▶ Task instructions
Wherever the string "PRDE" occurs in a line of these records, report that line.

▶ Entries with figure data
━━━

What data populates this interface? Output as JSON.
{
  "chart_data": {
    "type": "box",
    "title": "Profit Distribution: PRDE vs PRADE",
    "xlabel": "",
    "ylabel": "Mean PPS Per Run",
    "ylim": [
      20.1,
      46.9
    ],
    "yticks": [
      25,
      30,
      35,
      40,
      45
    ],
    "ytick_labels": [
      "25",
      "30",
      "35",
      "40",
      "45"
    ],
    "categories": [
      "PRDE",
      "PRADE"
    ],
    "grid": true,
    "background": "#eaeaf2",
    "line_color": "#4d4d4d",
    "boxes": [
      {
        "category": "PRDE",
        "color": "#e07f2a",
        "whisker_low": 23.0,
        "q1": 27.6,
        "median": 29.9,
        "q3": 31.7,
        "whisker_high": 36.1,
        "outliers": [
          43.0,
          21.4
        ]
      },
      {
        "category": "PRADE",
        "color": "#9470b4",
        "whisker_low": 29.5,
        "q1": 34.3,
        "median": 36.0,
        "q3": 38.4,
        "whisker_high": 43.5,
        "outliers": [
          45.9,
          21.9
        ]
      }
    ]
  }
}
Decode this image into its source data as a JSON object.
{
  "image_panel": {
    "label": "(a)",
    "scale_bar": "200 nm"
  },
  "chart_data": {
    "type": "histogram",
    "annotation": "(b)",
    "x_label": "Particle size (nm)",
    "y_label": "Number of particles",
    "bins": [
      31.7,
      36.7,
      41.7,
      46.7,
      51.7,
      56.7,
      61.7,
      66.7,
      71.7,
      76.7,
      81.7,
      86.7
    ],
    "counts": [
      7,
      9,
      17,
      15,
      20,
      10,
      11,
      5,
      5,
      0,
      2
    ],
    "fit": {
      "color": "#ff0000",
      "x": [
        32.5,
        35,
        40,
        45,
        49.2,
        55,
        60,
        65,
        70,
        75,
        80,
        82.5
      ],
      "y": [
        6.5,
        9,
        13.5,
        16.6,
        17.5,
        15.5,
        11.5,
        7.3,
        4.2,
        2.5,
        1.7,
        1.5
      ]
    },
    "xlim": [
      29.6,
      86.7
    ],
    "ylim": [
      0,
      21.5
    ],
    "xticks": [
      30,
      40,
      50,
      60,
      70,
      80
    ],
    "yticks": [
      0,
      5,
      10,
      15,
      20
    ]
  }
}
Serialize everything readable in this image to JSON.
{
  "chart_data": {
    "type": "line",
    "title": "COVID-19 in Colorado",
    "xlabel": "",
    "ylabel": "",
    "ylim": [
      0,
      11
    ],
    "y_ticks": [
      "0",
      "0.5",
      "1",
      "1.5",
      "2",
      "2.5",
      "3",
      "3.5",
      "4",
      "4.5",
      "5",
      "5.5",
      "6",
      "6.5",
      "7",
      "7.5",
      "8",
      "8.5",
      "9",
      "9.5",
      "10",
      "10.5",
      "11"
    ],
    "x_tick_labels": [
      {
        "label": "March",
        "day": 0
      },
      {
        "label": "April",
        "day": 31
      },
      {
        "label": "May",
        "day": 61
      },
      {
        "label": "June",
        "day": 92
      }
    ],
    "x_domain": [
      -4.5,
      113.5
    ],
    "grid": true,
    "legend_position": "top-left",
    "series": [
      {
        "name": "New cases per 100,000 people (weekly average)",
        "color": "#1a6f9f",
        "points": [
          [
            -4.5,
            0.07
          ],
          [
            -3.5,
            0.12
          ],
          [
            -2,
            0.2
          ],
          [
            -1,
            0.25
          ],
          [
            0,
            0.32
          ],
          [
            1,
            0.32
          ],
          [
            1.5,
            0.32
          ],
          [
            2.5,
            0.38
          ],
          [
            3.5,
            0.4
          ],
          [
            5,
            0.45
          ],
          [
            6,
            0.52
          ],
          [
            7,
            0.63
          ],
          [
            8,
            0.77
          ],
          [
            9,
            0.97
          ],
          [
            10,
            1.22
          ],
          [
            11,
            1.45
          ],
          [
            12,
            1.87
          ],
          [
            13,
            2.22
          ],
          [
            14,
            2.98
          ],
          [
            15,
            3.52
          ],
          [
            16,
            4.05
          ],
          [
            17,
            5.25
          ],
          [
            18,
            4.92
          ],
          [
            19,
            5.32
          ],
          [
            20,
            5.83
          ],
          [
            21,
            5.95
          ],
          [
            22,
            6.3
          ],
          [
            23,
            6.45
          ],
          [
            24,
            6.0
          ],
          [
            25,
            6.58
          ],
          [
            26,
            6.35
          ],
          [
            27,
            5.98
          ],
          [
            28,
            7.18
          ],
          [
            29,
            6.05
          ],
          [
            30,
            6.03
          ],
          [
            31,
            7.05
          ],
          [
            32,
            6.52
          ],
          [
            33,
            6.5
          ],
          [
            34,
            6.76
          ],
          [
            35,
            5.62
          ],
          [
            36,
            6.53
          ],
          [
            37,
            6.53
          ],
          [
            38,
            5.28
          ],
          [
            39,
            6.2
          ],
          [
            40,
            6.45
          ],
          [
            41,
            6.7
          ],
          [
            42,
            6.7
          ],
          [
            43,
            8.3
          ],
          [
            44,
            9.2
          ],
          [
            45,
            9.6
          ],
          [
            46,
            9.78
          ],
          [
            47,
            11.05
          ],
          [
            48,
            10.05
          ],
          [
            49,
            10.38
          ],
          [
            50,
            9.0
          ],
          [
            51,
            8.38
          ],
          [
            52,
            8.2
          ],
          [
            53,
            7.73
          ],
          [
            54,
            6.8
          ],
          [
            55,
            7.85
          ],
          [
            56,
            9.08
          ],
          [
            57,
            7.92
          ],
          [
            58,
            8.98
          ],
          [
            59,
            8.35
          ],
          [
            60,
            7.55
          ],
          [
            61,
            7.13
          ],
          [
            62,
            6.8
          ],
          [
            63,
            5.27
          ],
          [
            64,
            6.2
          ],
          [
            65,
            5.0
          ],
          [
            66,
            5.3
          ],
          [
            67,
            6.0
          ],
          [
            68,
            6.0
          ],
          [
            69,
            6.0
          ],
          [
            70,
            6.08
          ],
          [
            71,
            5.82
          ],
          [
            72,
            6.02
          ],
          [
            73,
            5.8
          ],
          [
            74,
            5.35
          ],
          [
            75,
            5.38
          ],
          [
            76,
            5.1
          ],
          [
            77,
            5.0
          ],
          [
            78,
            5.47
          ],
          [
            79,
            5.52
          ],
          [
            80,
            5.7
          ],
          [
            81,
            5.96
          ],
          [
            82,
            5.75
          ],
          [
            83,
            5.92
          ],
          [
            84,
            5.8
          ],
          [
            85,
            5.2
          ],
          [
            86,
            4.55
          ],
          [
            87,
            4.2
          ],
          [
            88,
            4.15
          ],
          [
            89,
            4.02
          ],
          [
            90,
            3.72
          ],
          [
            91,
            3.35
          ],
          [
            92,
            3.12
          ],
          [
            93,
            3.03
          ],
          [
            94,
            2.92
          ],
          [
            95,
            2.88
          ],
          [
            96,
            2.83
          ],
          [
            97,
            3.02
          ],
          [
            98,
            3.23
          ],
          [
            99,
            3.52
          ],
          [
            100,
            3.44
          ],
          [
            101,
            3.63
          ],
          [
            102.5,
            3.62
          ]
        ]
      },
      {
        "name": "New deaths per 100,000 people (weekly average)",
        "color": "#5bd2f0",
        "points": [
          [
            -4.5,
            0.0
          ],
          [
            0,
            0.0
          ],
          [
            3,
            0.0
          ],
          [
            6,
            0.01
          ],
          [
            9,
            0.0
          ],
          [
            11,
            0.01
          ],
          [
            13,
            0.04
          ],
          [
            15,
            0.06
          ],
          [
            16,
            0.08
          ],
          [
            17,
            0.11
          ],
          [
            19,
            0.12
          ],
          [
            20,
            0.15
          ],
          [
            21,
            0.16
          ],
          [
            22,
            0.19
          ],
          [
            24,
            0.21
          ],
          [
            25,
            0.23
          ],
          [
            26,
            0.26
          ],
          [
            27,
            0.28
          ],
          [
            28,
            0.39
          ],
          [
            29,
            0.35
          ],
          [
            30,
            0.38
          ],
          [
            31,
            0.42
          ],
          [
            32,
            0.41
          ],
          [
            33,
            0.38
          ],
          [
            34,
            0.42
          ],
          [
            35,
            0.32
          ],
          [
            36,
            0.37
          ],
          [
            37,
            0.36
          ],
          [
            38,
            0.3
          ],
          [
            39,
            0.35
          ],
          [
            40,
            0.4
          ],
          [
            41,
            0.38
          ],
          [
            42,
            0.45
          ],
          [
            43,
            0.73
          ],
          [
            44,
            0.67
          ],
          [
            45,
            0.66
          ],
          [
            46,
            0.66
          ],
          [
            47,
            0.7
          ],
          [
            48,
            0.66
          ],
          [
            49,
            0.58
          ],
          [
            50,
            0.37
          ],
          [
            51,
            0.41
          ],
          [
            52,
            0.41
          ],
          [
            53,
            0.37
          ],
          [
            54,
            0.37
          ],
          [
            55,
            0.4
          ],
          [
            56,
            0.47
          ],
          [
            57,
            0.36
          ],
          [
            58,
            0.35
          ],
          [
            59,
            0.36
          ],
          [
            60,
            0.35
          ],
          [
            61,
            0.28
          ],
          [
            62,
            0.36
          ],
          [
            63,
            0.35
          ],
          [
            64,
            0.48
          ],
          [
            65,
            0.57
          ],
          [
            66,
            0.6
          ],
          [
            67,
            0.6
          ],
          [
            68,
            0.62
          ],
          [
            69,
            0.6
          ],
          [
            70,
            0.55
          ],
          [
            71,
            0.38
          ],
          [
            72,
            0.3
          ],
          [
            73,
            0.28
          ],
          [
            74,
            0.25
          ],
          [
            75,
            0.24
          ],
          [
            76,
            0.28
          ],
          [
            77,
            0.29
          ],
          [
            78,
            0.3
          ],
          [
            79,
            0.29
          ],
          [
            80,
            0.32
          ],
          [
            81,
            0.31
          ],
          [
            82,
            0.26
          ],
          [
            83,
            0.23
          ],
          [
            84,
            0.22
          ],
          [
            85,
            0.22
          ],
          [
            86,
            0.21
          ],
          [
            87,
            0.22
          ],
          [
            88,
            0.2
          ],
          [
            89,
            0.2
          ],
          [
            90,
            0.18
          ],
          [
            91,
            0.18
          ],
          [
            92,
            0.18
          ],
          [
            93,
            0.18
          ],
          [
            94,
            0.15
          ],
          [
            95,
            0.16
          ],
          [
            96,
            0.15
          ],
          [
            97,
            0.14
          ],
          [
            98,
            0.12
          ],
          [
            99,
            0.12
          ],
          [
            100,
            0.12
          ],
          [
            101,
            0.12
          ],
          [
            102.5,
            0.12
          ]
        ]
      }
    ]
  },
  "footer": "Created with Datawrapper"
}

━━━

▶ Worked solution
    "title": "Profit Distribution: PRDE vs PRADE",
      "PRDE",
        "category": "PRDE",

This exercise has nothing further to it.